**MATERIAL TO PROCESS**
· · · ·
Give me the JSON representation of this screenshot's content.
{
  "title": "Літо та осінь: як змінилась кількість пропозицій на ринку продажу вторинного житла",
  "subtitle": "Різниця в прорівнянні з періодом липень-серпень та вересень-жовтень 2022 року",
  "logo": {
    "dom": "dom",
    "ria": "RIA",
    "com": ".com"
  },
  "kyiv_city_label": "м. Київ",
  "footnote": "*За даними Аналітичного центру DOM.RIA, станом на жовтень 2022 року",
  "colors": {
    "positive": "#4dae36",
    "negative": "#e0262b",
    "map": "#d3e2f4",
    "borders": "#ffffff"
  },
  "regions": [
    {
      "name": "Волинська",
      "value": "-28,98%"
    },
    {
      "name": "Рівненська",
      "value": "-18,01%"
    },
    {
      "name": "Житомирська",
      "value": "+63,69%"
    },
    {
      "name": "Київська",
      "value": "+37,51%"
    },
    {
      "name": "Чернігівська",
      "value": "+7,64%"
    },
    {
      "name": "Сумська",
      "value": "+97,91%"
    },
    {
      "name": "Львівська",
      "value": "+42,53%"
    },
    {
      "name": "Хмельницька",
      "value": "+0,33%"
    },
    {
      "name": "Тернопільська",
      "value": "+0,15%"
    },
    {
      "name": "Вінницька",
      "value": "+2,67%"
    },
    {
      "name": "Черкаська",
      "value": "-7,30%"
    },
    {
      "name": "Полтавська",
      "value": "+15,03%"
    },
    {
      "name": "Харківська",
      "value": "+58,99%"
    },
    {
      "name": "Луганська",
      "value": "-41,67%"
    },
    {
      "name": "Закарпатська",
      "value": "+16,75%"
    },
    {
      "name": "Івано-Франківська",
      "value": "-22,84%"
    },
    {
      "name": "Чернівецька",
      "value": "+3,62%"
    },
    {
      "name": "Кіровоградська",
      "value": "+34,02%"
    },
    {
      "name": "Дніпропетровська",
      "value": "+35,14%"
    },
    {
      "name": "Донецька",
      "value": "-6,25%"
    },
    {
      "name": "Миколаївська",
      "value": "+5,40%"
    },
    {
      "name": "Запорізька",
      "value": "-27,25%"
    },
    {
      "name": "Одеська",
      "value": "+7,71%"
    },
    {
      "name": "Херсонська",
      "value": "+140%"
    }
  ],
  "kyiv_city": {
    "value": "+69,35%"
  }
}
· · · ·
Retype the listing exactly, in full.

Give me the JSON representation of this screenshot's content.
{
  "title": "Літо та осінь: як змінилась кількість пропозицій на ринку продажу вторинного житла",
  "subtitle": "Різниця в прорівнянні з періодом липень-серпень та вересень-жовтень 2022 року",
  "logo": {
    "dom": "dom",
    "ria": "RIA",
    "com": ".com"
  },
  "kyiv_city_label": "м. Київ",
  "footnote": "*За даними Аналітичного центру DOM.RIA, станом на жовтень 2022 року",
  "colors": {
    "positive": "#4dae36",
    "negative": "#e0262b",
    "map": "#d3e2f4",
    "borders": "#ffffff"
  },
  "regions": [
    {
      "name": "Волинська",
      "value": "-28,98%"
    },
    {
      "name": "Рівненська",
      "value": "-18,01%"
    },
    {
      "name": "Житомирська",
      "value": "+63,69%"
    },
    {
      "name": "Київська",
      "value": "+37,51%"
    },
    {
      "name": "Чернігівська",
      "value": "+7,64%"
    },
    {
      "name": "Сумська",
      "value": "+97,91%"
    },
    {
      "name": "Львівська",
      "value": "+42,53%"
    },
    {
      "name": "Хмельницька",
      "value": "+0,33%"
    },
    {
      "name": "Тернопільська",
      "value": "+0,15%"
    },
    {
      "name": "Вінницька",
      "value": "+2,67%"
    },
    {
      "name": "Черкаська",
      "value": "-7,30%"
    },
    {
      "name": "Полтавська",
      "value": "+15,03%"
    },
    {
      "name": "Харківська",
      "value": "+58,99%"
    },
    {
      "name": "Луганська",
      "value": "-41,67%"
    },
    {
      "name": "Закарпатська",
      "value": "+16,75%"
    },
    {
      "name": "Івано-Франківська",
      "value": "-22,84%"
    },
    {
      "name": "Чернівецька",
      "value": "+3,62%"
    },
    {
      "name": "Кіровоградська",
      "value": "+34,02%"
    },
    {
      "name": "Дніпропетровська",
      "value": "+35,14%"
    },
    {
      "name": "Донецька",
      "value": "-6,25%"
    },
    {
      "name": "Миколаївська",
      "value": "+5,40%"
    },
    {
      "name": "Запорізька",
      "value": "-27,25%"
    },
    {
      "name": "Одеська",
      "value": "+7,71%"
    },
    {
      "name": "Херсонська",
      "value": "+140%"
    }
  ],
  "kyiv_city": {
    "value": "+69,35%"
  }
}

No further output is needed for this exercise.